■ The task ■
Show every line of the records below that contains the word "display".

[Excerpt from a dataset]
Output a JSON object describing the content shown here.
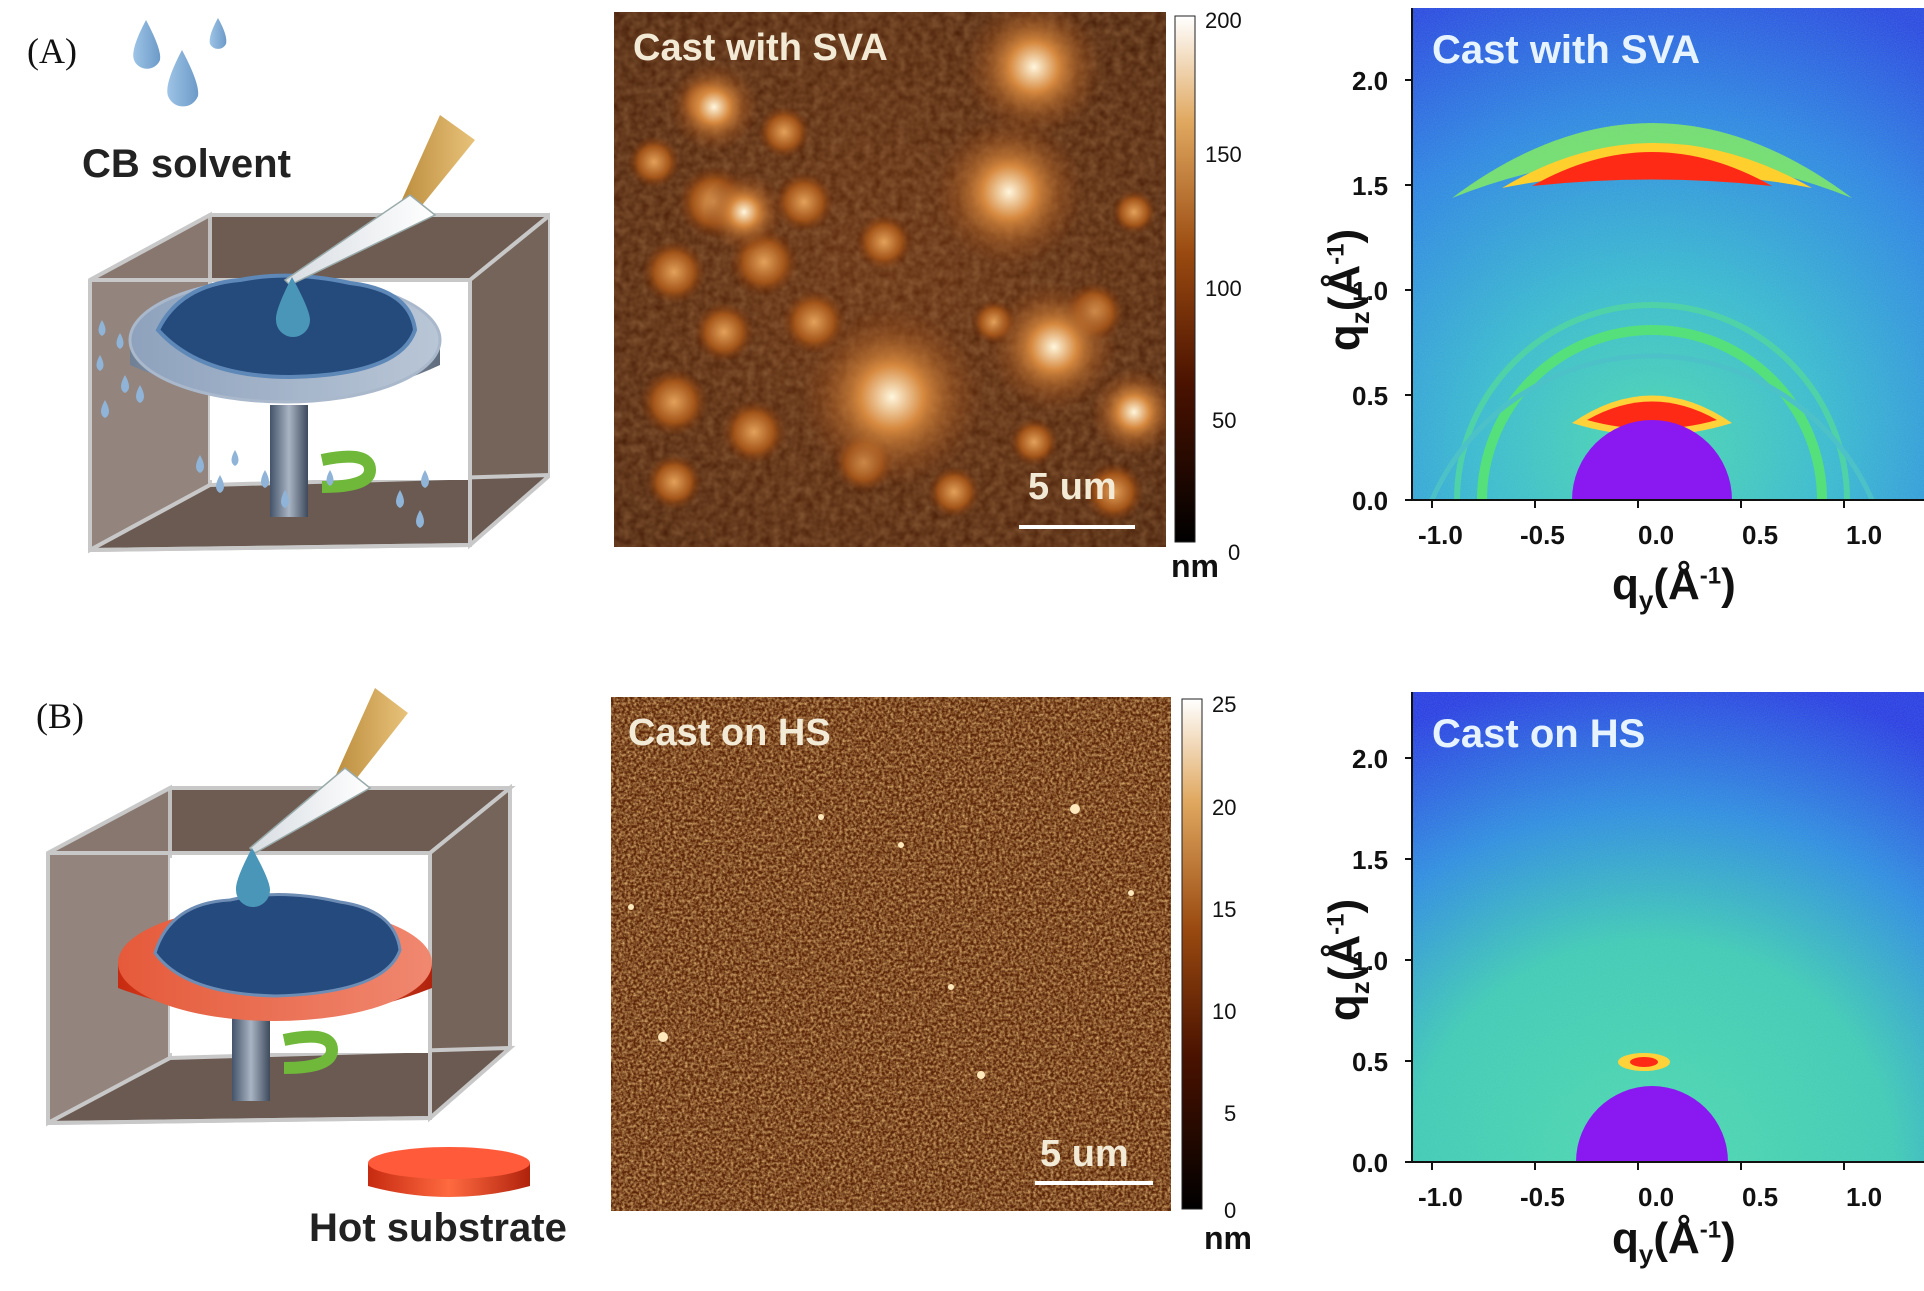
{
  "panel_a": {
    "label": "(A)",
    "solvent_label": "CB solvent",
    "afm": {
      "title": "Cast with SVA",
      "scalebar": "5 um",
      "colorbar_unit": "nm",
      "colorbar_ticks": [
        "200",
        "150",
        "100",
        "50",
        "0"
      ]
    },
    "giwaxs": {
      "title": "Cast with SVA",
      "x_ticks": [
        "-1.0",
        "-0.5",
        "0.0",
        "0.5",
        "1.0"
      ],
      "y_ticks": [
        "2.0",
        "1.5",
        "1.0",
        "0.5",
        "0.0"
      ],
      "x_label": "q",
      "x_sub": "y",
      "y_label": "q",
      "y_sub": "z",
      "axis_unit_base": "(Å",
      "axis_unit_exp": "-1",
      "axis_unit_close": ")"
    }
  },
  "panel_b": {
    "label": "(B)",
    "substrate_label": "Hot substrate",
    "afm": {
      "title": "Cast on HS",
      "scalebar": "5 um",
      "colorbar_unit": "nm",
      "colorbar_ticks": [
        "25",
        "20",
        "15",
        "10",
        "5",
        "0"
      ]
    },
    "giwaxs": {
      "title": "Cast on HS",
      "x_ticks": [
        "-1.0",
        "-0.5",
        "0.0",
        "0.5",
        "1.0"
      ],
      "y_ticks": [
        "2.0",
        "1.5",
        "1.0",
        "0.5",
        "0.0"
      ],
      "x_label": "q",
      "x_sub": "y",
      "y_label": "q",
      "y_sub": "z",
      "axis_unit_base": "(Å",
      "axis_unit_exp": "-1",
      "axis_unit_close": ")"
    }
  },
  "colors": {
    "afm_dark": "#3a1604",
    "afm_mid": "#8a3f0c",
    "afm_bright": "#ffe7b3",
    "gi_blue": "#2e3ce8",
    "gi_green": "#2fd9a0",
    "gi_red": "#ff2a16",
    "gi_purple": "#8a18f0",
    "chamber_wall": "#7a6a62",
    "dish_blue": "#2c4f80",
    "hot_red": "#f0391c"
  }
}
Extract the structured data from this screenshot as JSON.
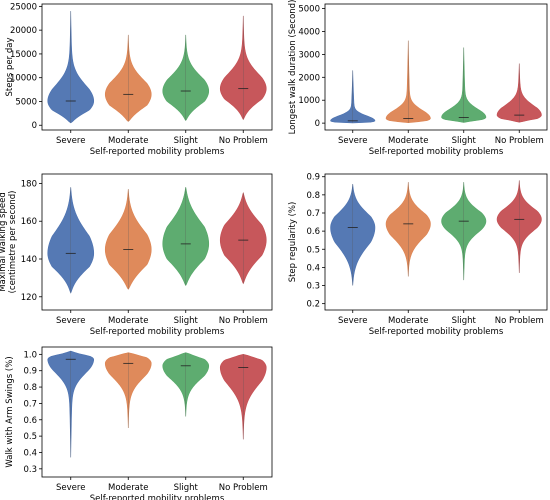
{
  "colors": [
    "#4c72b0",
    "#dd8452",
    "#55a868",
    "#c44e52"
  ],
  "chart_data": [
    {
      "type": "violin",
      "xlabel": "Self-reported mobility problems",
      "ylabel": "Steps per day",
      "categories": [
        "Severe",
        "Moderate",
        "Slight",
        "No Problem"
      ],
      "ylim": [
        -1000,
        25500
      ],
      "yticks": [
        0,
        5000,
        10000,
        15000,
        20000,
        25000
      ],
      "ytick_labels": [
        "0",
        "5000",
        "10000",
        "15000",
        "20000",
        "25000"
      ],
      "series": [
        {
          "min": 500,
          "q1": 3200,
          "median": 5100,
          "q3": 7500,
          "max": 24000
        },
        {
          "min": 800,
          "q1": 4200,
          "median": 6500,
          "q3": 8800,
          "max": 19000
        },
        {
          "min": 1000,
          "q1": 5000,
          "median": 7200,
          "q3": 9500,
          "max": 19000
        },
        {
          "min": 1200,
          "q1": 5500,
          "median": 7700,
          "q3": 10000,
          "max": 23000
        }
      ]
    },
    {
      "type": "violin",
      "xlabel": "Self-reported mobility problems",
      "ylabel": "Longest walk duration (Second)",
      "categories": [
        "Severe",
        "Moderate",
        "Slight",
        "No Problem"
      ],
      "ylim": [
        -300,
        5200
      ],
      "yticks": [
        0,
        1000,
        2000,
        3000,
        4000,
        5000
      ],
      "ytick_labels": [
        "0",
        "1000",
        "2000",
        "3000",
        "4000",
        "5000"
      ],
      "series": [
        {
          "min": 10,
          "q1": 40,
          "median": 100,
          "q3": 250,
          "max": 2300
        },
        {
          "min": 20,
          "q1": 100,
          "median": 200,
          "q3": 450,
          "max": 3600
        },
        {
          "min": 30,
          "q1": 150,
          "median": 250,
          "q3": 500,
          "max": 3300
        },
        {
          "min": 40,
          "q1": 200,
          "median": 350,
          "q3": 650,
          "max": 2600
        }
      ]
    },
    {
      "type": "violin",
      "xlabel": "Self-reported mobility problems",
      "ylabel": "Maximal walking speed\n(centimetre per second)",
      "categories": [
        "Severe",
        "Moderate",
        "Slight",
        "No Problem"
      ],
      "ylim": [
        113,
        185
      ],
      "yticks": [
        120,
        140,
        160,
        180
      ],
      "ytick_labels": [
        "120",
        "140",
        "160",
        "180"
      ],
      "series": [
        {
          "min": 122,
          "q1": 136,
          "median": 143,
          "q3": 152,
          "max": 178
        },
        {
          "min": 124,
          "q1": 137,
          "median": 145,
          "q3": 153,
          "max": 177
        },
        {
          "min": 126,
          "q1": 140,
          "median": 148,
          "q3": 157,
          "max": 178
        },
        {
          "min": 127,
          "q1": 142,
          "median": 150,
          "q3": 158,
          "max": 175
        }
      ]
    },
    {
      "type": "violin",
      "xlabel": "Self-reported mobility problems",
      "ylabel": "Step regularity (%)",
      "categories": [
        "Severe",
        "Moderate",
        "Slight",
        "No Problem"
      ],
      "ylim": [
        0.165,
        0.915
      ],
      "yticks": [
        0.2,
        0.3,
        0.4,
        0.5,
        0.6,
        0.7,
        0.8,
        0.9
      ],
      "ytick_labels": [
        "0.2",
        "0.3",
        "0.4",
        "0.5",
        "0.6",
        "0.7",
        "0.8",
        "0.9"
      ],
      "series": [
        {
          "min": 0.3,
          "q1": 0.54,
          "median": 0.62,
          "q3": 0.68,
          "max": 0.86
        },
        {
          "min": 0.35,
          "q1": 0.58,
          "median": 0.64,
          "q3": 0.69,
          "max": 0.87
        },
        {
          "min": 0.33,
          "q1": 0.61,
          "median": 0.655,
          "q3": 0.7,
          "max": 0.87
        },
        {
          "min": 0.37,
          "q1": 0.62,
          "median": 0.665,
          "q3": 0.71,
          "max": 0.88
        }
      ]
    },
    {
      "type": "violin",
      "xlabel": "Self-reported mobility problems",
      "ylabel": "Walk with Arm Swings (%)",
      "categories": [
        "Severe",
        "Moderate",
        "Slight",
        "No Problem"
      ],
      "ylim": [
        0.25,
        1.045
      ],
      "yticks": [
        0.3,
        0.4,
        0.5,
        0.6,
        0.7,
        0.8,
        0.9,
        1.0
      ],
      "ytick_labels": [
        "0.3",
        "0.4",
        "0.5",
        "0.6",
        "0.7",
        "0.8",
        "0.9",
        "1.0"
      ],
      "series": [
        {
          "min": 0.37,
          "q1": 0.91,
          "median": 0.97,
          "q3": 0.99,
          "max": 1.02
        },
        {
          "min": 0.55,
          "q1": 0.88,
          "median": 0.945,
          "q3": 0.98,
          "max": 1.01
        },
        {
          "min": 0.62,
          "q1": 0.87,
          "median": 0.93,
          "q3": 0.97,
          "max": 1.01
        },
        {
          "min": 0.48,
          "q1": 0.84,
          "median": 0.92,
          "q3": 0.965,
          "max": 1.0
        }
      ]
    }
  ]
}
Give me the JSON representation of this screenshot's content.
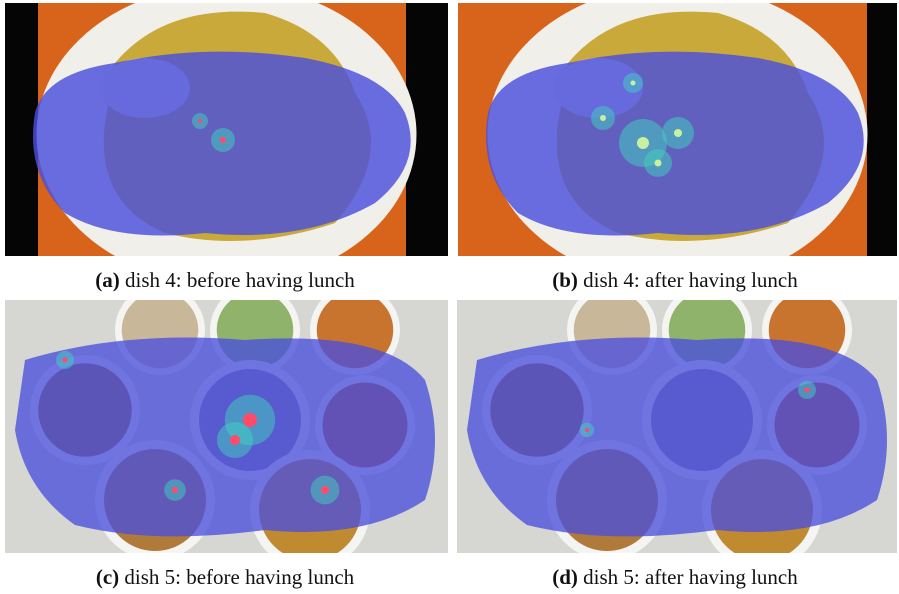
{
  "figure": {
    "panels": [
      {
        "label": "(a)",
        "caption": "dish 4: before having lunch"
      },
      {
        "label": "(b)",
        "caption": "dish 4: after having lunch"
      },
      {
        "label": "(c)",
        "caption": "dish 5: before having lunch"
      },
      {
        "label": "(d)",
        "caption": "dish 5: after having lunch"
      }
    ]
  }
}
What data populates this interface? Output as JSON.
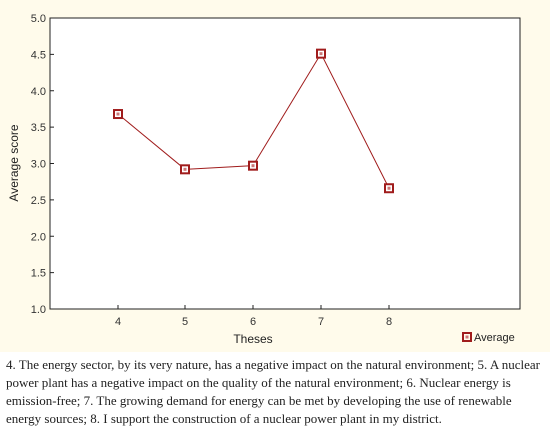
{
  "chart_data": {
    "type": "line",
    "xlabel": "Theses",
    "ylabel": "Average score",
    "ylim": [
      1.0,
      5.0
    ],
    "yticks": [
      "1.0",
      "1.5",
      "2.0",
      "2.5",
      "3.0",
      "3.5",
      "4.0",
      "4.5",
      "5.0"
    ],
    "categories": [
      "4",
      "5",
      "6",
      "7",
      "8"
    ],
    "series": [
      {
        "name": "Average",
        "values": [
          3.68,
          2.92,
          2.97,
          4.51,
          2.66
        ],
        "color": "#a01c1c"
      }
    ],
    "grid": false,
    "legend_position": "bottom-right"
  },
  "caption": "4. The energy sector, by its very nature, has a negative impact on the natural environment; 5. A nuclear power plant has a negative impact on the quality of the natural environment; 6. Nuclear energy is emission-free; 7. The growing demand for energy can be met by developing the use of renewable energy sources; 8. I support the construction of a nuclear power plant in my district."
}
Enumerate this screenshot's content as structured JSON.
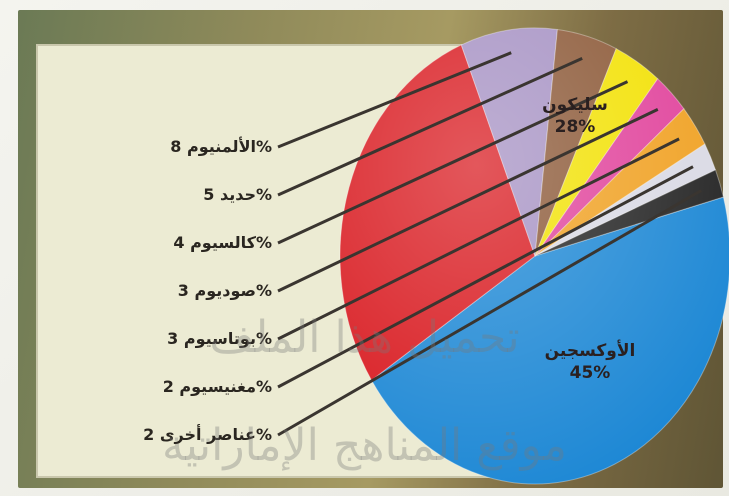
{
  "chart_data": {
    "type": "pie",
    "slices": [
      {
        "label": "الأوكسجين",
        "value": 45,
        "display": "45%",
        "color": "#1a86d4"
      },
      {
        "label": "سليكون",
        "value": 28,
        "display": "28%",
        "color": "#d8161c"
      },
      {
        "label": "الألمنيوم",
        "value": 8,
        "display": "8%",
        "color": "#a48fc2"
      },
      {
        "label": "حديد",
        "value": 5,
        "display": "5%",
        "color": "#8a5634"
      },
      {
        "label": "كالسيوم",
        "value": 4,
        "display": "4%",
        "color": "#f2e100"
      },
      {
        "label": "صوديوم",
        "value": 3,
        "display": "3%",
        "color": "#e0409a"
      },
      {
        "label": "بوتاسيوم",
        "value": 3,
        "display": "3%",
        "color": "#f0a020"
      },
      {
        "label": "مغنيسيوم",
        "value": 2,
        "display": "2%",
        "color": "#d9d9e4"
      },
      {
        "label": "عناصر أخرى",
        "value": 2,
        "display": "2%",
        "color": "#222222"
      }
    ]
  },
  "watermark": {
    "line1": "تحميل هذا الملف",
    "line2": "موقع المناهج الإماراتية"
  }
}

■ Written answer ■
        "display": "45%",
        "display": "28%",
        "display": "8%",
        "display": "5%",
        "display": "4%",
        "display": "3%",
        "display": "3%",
        "display": "2%",
        "display": "2%",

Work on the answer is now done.